● TASK DESCRIPTION
Repeat each line of the material exactly.

● MATERIALS PROVIDED
=====

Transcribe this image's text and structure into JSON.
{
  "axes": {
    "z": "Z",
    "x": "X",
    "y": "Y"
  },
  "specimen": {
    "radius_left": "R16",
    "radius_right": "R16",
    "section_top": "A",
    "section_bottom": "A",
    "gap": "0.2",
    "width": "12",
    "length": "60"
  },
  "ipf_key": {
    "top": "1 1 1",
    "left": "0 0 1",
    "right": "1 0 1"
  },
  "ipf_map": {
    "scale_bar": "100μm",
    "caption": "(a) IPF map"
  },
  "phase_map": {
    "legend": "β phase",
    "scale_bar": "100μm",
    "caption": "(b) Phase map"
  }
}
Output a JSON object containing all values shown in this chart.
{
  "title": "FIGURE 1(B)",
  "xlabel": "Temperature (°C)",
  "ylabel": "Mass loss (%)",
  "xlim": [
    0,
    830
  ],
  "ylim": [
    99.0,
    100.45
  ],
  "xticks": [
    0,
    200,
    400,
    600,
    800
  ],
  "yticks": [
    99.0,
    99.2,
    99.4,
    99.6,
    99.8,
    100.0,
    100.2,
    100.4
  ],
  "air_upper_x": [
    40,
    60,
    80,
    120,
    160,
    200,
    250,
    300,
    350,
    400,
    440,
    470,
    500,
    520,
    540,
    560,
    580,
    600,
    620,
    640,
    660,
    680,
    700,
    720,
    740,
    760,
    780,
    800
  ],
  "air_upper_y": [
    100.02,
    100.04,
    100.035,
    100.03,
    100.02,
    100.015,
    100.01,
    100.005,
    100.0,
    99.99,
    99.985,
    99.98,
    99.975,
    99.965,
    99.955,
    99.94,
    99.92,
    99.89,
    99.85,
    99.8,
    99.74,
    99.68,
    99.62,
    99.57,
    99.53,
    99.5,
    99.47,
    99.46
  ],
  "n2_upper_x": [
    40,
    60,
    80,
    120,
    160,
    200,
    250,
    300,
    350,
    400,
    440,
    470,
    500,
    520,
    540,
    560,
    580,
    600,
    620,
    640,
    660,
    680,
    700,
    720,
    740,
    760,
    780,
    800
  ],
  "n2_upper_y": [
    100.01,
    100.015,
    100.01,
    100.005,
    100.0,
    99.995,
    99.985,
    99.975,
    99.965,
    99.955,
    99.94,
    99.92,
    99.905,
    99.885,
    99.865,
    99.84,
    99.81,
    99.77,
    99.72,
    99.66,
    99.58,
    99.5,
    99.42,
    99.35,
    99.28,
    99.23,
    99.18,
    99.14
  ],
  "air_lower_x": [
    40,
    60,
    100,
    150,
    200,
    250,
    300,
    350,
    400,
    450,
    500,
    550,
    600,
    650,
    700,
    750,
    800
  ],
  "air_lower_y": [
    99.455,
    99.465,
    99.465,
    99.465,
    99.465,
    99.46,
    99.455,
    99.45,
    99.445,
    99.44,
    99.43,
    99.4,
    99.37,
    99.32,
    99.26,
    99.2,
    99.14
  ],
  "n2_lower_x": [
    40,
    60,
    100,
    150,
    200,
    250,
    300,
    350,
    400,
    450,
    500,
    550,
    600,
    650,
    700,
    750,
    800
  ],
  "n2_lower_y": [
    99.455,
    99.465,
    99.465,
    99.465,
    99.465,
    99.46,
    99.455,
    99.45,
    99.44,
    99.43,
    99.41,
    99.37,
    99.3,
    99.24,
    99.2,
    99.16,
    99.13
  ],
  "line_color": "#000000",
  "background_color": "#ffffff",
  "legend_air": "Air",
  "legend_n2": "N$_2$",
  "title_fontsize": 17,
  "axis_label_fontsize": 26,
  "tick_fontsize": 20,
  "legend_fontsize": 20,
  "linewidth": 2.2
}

=====

● ANSWER TO THIS TASK
Transcribe this image's text and structure into JSON.
{
  "axes": {
    "z": "Z",
    "x": "X",
    "y": "Y"
  },
  "specimen": {
    "radius_left": "R16",
    "radius_right": "R16",
    "section_top": "A",
    "section_bottom": "A",
    "gap": "0.2",
    "width": "12",
    "length": "60"
  },
  "ipf_key": {
    "top": "1 1 1",
    "left": "0 0 1",
    "right": "1 0 1"
  },
  "ipf_map": {
    "scale_bar": "100μm",
    "caption": "(a) IPF map"
  },
  "phase_map": {
    "legend": "β phase",
    "scale_bar": "100μm",
    "caption": "(b) Phase map"
  }
}
Output a JSON object containing all values shown in this chart.
{
  "title": "FIGURE 1(B)",
  "xlabel": "Temperature (°C)",
  "ylabel": "Mass loss (%)",
  "xlim": [
    0,
    830
  ],
  "ylim": [
    99.0,
    100.45
  ],
  "xticks": [
    0,
    200,
    400,
    600,
    800
  ],
  "yticks": [
    99.0,
    99.2,
    99.4,
    99.6,
    99.8,
    100.0,
    100.2,
    100.4
  ],
  "air_upper_x": [
    40,
    60,
    80,
    120,
    160,
    200,
    250,
    300,
    350,
    400,
    440,
    470,
    500,
    520,
    540,
    560,
    580,
    600,
    620,
    640,
    660,
    680,
    700,
    720,
    740,
    760,
    780,
    800
  ],
  "air_upper_y": [
    100.02,
    100.04,
    100.035,
    100.03,
    100.02,
    100.015,
    100.01,
    100.005,
    100.0,
    99.99,
    99.985,
    99.98,
    99.975,
    99.965,
    99.955,
    99.94,
    99.92,
    99.89,
    99.85,
    99.8,
    99.74,
    99.68,
    99.62,
    99.57,
    99.53,
    99.5,
    99.47,
    99.46
  ],
  "n2_upper_x": [
    40,
    60,
    80,
    120,
    160,
    200,
    250,
    300,
    350,
    400,
    440,
    470,
    500,
    520,
    540,
    560,
    580,
    600,
    620,
    640,
    660,
    680,
    700,
    720,
    740,
    760,
    780,
    800
  ],
  "n2_upper_y": [
    100.01,
    100.015,
    100.01,
    100.005,
    100.0,
    99.995,
    99.985,
    99.975,
    99.965,
    99.955,
    99.94,
    99.92,
    99.905,
    99.885,
    99.865,
    99.84,
    99.81,
    99.77,
    99.72,
    99.66,
    99.58,
    99.5,
    99.42,
    99.35,
    99.28,
    99.23,
    99.18,
    99.14
  ],
  "air_lower_x": [
    40,
    60,
    100,
    150,
    200,
    250,
    300,
    350,
    400,
    450,
    500,
    550,
    600,
    650,
    700,
    750,
    800
  ],
  "air_lower_y": [
    99.455,
    99.465,
    99.465,
    99.465,
    99.465,
    99.46,
    99.455,
    99.45,
    99.445,
    99.44,
    99.43,
    99.4,
    99.37,
    99.32,
    99.26,
    99.2,
    99.14
  ],
  "n2_lower_x": [
    40,
    60,
    100,
    150,
    200,
    250,
    300,
    350,
    400,
    450,
    500,
    550,
    600,
    650,
    700,
    750,
    800
  ],
  "n2_lower_y": [
    99.455,
    99.465,
    99.465,
    99.465,
    99.465,
    99.46,
    99.455,
    99.45,
    99.44,
    99.43,
    99.41,
    99.37,
    99.3,
    99.24,
    99.2,
    99.16,
    99.13
  ],
  "line_color": "#000000",
  "background_color": "#ffffff",
  "legend_air": "Air",
  "legend_n2": "N$_2$",
  "title_fontsize": 17,
  "axis_label_fontsize": 26,
  "tick_fontsize": 20,
  "legend_fontsize": 20,
  "linewidth": 2.2
}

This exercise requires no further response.